__WHAT IS BEING ASKED__.
Would you output the whole listing below, exactly as it reads?

· · ·

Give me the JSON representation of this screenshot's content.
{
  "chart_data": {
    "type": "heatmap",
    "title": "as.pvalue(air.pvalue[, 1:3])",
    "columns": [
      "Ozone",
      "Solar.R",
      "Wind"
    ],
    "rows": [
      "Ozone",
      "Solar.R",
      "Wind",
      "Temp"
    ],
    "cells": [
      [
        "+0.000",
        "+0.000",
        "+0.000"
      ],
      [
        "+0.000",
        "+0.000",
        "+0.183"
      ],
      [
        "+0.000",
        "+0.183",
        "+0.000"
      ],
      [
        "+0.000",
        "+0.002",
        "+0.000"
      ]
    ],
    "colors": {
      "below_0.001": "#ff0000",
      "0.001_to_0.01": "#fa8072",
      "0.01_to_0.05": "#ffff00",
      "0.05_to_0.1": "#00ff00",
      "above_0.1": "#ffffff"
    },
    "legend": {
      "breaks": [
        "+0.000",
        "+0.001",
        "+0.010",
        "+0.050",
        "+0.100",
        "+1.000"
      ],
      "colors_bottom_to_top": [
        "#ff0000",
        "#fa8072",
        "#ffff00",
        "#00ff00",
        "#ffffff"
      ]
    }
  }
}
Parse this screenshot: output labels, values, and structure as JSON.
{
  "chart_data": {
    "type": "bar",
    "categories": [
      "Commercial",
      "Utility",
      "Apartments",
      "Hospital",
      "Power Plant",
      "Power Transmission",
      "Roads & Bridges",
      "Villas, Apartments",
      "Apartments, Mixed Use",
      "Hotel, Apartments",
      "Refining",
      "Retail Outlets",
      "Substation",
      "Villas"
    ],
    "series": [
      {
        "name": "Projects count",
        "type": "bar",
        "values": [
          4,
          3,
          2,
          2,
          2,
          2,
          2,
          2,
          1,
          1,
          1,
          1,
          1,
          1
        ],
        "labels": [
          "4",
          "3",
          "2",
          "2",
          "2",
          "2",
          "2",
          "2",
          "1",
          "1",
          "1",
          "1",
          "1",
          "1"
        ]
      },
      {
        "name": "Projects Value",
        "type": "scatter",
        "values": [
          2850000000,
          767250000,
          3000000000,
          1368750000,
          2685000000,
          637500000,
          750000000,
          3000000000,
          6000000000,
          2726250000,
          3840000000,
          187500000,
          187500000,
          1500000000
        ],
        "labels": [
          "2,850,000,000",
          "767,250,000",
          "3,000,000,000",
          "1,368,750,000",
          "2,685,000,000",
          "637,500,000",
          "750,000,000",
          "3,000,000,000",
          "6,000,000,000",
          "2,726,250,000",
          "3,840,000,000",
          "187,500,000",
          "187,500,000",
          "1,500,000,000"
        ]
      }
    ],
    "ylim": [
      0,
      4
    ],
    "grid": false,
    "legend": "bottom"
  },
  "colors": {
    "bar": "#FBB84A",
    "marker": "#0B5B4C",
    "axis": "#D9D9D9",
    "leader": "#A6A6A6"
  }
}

· · ·

__EXERCISE OUTPUT__.
Give me the JSON representation of this screenshot's content.
{
  "chart_data": {
    "type": "heatmap",
    "title": "as.pvalue(air.pvalue[, 1:3])",
    "columns": [
      "Ozone",
      "Solar.R",
      "Wind"
    ],
    "rows": [
      "Ozone",
      "Solar.R",
      "Wind",
      "Temp"
    ],
    "cells": [
      [
        "+0.000",
        "+0.000",
        "+0.000"
      ],
      [
        "+0.000",
        "+0.000",
        "+0.183"
      ],
      [
        "+0.000",
        "+0.183",
        "+0.000"
      ],
      [
        "+0.000",
        "+0.002",
        "+0.000"
      ]
    ],
    "colors": {
      "below_0.001": "#ff0000",
      "0.001_to_0.01": "#fa8072",
      "0.01_to_0.05": "#ffff00",
      "0.05_to_0.1": "#00ff00",
      "above_0.1": "#ffffff"
    },
    "legend": {
      "breaks": [
        "+0.000",
        "+0.001",
        "+0.010",
        "+0.050",
        "+0.100",
        "+1.000"
      ],
      "colors_bottom_to_top": [
        "#ff0000",
        "#fa8072",
        "#ffff00",
        "#00ff00",
        "#ffffff"
      ]
    }
  }
}
Parse this screenshot: output labels, values, and structure as JSON.
{
  "chart_data": {
    "type": "bar",
    "categories": [
      "Commercial",
      "Utility",
      "Apartments",
      "Hospital",
      "Power Plant",
      "Power Transmission",
      "Roads & Bridges",
      "Villas, Apartments",
      "Apartments, Mixed Use",
      "Hotel, Apartments",
      "Refining",
      "Retail Outlets",
      "Substation",
      "Villas"
    ],
    "series": [
      {
        "name": "Projects count",
        "type": "bar",
        "values": [
          4,
          3,
          2,
          2,
          2,
          2,
          2,
          2,
          1,
          1,
          1,
          1,
          1,
          1
        ],
        "labels": [
          "4",
          "3",
          "2",
          "2",
          "2",
          "2",
          "2",
          "2",
          "1",
          "1",
          "1",
          "1",
          "1",
          "1"
        ]
      },
      {
        "name": "Projects Value",
        "type": "scatter",
        "values": [
          2850000000,
          767250000,
          3000000000,
          1368750000,
          2685000000,
          637500000,
          750000000,
          3000000000,
          6000000000,
          2726250000,
          3840000000,
          187500000,
          187500000,
          1500000000
        ],
        "labels": [
          "2,850,000,000",
          "767,250,000",
          "3,000,000,000",
          "1,368,750,000",
          "2,685,000,000",
          "637,500,000",
          "750,000,000",
          "3,000,000,000",
          "6,000,000,000",
          "2,726,250,000",
          "3,840,000,000",
          "187,500,000",
          "187,500,000",
          "1,500,000,000"
        ]
      }
    ],
    "ylim": [
      0,
      4
    ],
    "grid": false,
    "legend": "bottom"
  },
  "colors": {
    "bar": "#FBB84A",
    "marker": "#0B5B4C",
    "axis": "#D9D9D9",
    "leader": "#A6A6A6"
  }
}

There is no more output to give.